# Consigna
Copia otra vez la parte del texto sobre el precio de la carne que va desde "Si se quiere" hasta "para el futuro.", ambos incluidos, y cambia "productores" por "ganaderos".

# Fragmento del texto
----------

Por otro lado, varios cortes vacunos son bienes exportables. Si aumenta la demanda y el precio internacional, el aumento de las exportaciones resta stocks al mercado interno, presionando su precio a la suba. Puede que no ocurra eso y siga el precio a la suba. Algo esperable aun cuando la demanda interna está deprimida, ya que el mercado de alimentos al consumido no es, ni por asomo, de competencia perfecta. Menos cuando el propio Gobierno persiste en el cierre a las importaciones. Esto último se justifica, aparentemente, por la escasez de divisas del BCRA. Pero quienes importan y exportan son los agentes privados. Si alguien está corto de dólares debería poder comprarlos libremente, pero aumentaría el tipo de cambio e impactaría en los precios. La respuesta oficial son los controles de cambio. Pero esto desalienta las transacciones en el mercado oficial entre privados, forzando a una mayor demanda a ser satisfecha por el BCRA y entes oficiales. ¿Podría evitarse con una política segmentada de “pricing” para diversos cortes de carne, según si los que se exportan a China u otros destinos fueran o no los de mayor demanda interna? ¿Hay real diálogo sobre este y otros temas con los empresarios del sector?

Si se quiere evitar una espiral de suba de precios, la salida razonable es impulsar la oferta, y para ello se requiere reducir sus costos. Pero en buena parte de los alimentos, como carne, lácteos y otros, los productores venden a oligopsonistas de la elaboración de productos. A esto se suma la incidencia de los costos de comercialización y de transporte, en gran medida distorsionados por costos tributario, cargas sociales, transporte, y logística. Resultado, la crónica diferencia abismal entre los precios pagados por los consumidores, y los que cobran los productores primarios. Bloquear las exportaciones de estos últimos desvía stocks en el presente, pero no habrá stocks para el futuro.

----------

# Material de origen

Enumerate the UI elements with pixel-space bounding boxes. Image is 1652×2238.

----------

# Respuesta
Si se quiere evitar una espiral de suba de precios, la salida razonable es impulsar la oferta, y para ello se requiere reducir sus costos. Pero en buena parte de los alimentos, como carne, lácteos y otros, los ganaderos venden a oligopsonistas de la elaboración de productos. A esto se suma la incidencia de los costos de comercialización y de transporte, en gran medida distorsionados por costos tributario, cargas sociales, transporte, y logística. Resultado, la crónica diferencia abismal entre los precios pagados por los consumidores, y los que cobran los ganaderos primarios. Bloquear las exportaciones de estos últimos desvía stocks en el presente, pero no habrá stocks para el futuro.